What is required: Extract all of the data and reproduce it precisely.

Information shown:
_____

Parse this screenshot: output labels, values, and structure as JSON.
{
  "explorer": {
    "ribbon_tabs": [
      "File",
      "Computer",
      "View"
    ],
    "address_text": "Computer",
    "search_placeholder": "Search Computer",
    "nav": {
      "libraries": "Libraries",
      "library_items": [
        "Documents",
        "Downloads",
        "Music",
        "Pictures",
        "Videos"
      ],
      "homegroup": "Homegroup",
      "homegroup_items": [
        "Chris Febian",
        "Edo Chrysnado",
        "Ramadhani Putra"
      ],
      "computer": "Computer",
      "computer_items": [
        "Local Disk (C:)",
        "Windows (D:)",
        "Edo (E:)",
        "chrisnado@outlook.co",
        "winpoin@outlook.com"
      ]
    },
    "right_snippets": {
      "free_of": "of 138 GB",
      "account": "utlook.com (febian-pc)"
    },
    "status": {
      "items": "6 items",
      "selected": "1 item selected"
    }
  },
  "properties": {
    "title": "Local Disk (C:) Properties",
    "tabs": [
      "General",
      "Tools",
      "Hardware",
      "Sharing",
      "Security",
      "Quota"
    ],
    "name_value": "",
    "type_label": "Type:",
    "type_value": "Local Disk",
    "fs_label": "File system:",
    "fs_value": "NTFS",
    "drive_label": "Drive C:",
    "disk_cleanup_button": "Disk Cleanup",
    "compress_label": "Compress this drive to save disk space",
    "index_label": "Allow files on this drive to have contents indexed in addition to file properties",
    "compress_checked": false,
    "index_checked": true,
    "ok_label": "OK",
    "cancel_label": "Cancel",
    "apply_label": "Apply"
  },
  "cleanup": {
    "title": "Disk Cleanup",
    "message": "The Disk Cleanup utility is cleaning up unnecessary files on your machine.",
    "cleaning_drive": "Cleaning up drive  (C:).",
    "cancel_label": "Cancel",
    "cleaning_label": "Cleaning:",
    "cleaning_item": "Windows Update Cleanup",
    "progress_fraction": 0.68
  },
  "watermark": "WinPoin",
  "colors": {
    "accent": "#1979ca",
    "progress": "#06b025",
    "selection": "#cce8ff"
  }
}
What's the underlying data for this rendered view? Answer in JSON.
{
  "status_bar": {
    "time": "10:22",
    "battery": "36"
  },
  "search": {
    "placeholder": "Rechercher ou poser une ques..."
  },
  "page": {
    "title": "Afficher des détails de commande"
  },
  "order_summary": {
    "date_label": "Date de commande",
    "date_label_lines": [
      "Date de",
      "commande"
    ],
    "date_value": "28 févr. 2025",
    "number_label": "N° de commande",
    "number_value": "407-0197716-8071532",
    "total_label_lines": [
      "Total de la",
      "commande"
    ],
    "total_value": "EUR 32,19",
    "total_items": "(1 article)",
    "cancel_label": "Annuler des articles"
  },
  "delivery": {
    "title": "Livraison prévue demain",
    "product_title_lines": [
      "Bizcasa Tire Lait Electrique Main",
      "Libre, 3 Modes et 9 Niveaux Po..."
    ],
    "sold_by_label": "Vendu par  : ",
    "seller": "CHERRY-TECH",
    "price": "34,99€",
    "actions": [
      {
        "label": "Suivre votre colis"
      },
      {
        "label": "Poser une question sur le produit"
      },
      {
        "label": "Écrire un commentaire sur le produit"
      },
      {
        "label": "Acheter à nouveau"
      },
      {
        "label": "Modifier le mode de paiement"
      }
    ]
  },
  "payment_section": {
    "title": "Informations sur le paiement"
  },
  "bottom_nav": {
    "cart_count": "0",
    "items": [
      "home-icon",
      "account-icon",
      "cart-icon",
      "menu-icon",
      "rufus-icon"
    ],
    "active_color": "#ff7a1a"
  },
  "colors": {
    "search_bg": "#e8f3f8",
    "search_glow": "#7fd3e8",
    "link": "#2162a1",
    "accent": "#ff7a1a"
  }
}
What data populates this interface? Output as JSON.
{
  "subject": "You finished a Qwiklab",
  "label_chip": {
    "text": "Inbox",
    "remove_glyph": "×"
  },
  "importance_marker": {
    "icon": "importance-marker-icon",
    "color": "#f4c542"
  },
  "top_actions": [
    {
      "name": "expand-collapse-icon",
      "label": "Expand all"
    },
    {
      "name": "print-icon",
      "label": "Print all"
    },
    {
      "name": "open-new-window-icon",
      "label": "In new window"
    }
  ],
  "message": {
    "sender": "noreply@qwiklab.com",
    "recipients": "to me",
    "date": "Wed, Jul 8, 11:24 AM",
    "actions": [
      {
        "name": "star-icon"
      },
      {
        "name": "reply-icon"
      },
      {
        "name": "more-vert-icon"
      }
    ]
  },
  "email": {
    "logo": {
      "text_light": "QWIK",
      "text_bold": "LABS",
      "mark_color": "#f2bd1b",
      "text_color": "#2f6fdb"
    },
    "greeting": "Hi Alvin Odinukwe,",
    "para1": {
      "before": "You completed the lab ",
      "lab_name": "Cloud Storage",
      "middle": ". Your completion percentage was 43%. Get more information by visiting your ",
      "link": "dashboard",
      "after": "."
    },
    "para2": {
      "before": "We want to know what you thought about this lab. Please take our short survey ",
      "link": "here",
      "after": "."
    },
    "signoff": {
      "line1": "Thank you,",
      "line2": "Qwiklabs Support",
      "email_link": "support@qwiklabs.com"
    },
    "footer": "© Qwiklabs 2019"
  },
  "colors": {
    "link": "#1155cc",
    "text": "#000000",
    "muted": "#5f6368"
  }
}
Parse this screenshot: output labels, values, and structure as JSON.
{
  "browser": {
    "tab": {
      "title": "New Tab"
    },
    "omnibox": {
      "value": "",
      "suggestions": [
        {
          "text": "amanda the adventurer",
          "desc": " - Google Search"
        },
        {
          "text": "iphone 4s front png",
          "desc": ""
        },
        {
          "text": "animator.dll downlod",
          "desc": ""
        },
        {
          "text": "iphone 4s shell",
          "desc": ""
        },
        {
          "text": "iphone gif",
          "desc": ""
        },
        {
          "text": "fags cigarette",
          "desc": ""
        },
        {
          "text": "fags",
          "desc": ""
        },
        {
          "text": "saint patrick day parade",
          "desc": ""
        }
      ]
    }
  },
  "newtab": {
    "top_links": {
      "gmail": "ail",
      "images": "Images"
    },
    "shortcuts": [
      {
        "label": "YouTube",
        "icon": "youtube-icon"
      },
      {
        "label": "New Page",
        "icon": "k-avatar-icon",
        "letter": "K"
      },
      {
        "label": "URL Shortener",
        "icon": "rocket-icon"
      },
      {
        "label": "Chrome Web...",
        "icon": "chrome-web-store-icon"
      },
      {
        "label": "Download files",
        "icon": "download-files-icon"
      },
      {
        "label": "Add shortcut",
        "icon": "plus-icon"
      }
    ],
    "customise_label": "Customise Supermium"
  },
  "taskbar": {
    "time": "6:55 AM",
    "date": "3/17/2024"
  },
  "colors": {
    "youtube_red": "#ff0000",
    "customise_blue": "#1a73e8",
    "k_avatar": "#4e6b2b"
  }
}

_____

Output below:
Parse this screenshot: output labels, values, and structure as JSON.
{
  "explorer": {
    "ribbon_tabs": [
      "File",
      "Computer",
      "View"
    ],
    "address_text": "Computer",
    "search_placeholder": "Search Computer",
    "nav": {
      "libraries": "Libraries",
      "library_items": [
        "Documents",
        "Downloads",
        "Music",
        "Pictures",
        "Videos"
      ],
      "homegroup": "Homegroup",
      "homegroup_items": [
        "Chris Febian",
        "Edo Chrysnado",
        "Ramadhani Putra"
      ],
      "computer": "Computer",
      "computer_items": [
        "Local Disk (C:)",
        "Windows (D:)",
        "Edo (E:)",
        "chrisnado@outlook.co",
        "winpoin@outlook.com"
      ]
    },
    "right_snippets": {
      "free_of": "of 138 GB",
      "account": "utlook.com (febian-pc)"
    },
    "status": {
      "items": "6 items",
      "selected": "1 item selected"
    }
  },
  "properties": {
    "title": "Local Disk (C:) Properties",
    "tabs": [
      "General",
      "Tools",
      "Hardware",
      "Sharing",
      "Security",
      "Quota"
    ],
    "name_value": "",
    "type_label": "Type:",
    "type_value": "Local Disk",
    "fs_label": "File system:",
    "fs_value": "NTFS",
    "drive_label": "Drive C:",
    "disk_cleanup_button": "Disk Cleanup",
    "compress_label": "Compress this drive to save disk space",
    "index_label": "Allow files on this drive to have contents indexed in addition to file properties",
    "compress_checked": false,
    "index_checked": true,
    "ok_label": "OK",
    "cancel_label": "Cancel",
    "apply_label": "Apply"
  },
  "cleanup": {
    "title": "Disk Cleanup",
    "message": "The Disk Cleanup utility is cleaning up unnecessary files on your machine.",
    "cleaning_drive": "Cleaning up drive  (C:).",
    "cancel_label": "Cancel",
    "cleaning_label": "Cleaning:",
    "cleaning_item": "Windows Update Cleanup",
    "progress_fraction": 0.68
  },
  "watermark": "WinPoin",
  "colors": {
    "accent": "#1979ca",
    "progress": "#06b025",
    "selection": "#cce8ff"
  }
}
What's the underlying data for this rendered view? Answer in JSON.
{
  "status_bar": {
    "time": "10:22",
    "battery": "36"
  },
  "search": {
    "placeholder": "Rechercher ou poser une ques..."
  },
  "page": {
    "title": "Afficher des détails de commande"
  },
  "order_summary": {
    "date_label": "Date de commande",
    "date_label_lines": [
      "Date de",
      "commande"
    ],
    "date_value": "28 févr. 2025",
    "number_label": "N° de commande",
    "number_value": "407-0197716-8071532",
    "total_label_lines": [
      "Total de la",
      "commande"
    ],
    "total_value": "EUR 32,19",
    "total_items": "(1 article)",
    "cancel_label": "Annuler des articles"
  },
  "delivery": {
    "title": "Livraison prévue demain",
    "product_title_lines": [
      "Bizcasa Tire Lait Electrique Main",
      "Libre, 3 Modes et 9 Niveaux Po..."
    ],
    "sold_by_label": "Vendu par  : ",
    "seller": "CHERRY-TECH",
    "price": "34,99€",
    "actions": [
      {
        "label": "Suivre votre colis"
      },
      {
        "label": "Poser une question sur le produit"
      },
      {
        "label": "Écrire un commentaire sur le produit"
      },
      {
        "label": "Acheter à nouveau"
      },
      {
        "label": "Modifier le mode de paiement"
      }
    ]
  },
  "payment_section": {
    "title": "Informations sur le paiement"
  },
  "bottom_nav": {
    "cart_count": "0",
    "items": [
      "home-icon",
      "account-icon",
      "cart-icon",
      "menu-icon",
      "rufus-icon"
    ],
    "active_color": "#ff7a1a"
  },
  "colors": {
    "search_bg": "#e8f3f8",
    "search_glow": "#7fd3e8",
    "link": "#2162a1",
    "accent": "#ff7a1a"
  }
}
What data populates this interface? Output as JSON.
{
  "subject": "You finished a Qwiklab",
  "label_chip": {
    "text": "Inbox",
    "remove_glyph": "×"
  },
  "importance_marker": {
    "icon": "importance-marker-icon",
    "color": "#f4c542"
  },
  "top_actions": [
    {
      "name": "expand-collapse-icon",
      "label": "Expand all"
    },
    {
      "name": "print-icon",
      "label": "Print all"
    },
    {
      "name": "open-new-window-icon",
      "label": "In new window"
    }
  ],
  "message": {
    "sender": "noreply@qwiklab.com",
    "recipients": "to me",
    "date": "Wed, Jul 8, 11:24 AM",
    "actions": [
      {
        "name": "star-icon"
      },
      {
        "name": "reply-icon"
      },
      {
        "name": "more-vert-icon"
      }
    ]
  },
  "email": {
    "logo": {
      "text_light": "QWIK",
      "text_bold": "LABS",
      "mark_color": "#f2bd1b",
      "text_color": "#2f6fdb"
    },
    "greeting": "Hi Alvin Odinukwe,",
    "para1": {
      "before": "You completed the lab ",
      "lab_name": "Cloud Storage",
      "middle": ". Your completion percentage was 43%. Get more information by visiting your ",
      "link": "dashboard",
      "after": "."
    },
    "para2": {
      "before": "We want to know what you thought about this lab. Please take our short survey ",
      "link": "here",
      "after": "."
    },
    "signoff": {
      "line1": "Thank you,",
      "line2": "Qwiklabs Support",
      "email_link": "support@qwiklabs.com"
    },
    "footer": "© Qwiklabs 2019"
  },
  "colors": {
    "link": "#1155cc",
    "text": "#000000",
    "muted": "#5f6368"
  }
}
Parse this screenshot: output labels, values, and structure as JSON.
{
  "browser": {
    "tab": {
      "title": "New Tab"
    },
    "omnibox": {
      "value": "",
      "suggestions": [
        {
          "text": "amanda the adventurer",
          "desc": " - Google Search"
        },
        {
          "text": "iphone 4s front png",
          "desc": ""
        },
        {
          "text": "animator.dll downlod",
          "desc": ""
        },
        {
          "text": "iphone 4s shell",
          "desc": ""
        },
        {
          "text": "iphone gif",
          "desc": ""
        },
        {
          "text": "fags cigarette",
          "desc": ""
        },
        {
          "text": "fags",
          "desc": ""
        },
        {
          "text": "saint patrick day parade",
          "desc": ""
        }
      ]
    }
  },
  "newtab": {
    "top_links": {
      "gmail": "ail",
      "images": "Images"
    },
    "shortcuts": [
      {
        "label": "YouTube",
        "icon": "youtube-icon"
      },
      {
        "label": "New Page",
        "icon": "k-avatar-icon",
        "letter": "K"
      },
      {
        "label": "URL Shortener",
        "icon": "rocket-icon"
      },
      {
        "label": "Chrome Web...",
        "icon": "chrome-web-store-icon"
      },
      {
        "label": "Download files",
        "icon": "download-files-icon"
      },
      {
        "label": "Add shortcut",
        "icon": "plus-icon"
      }
    ],
    "customise_label": "Customise Supermium"
  },
  "taskbar": {
    "time": "6:55 AM",
    "date": "3/17/2024"
  },
  "colors": {
    "youtube_red": "#ff0000",
    "customise_blue": "#1a73e8",
    "k_avatar": "#4e6b2b"
  }
}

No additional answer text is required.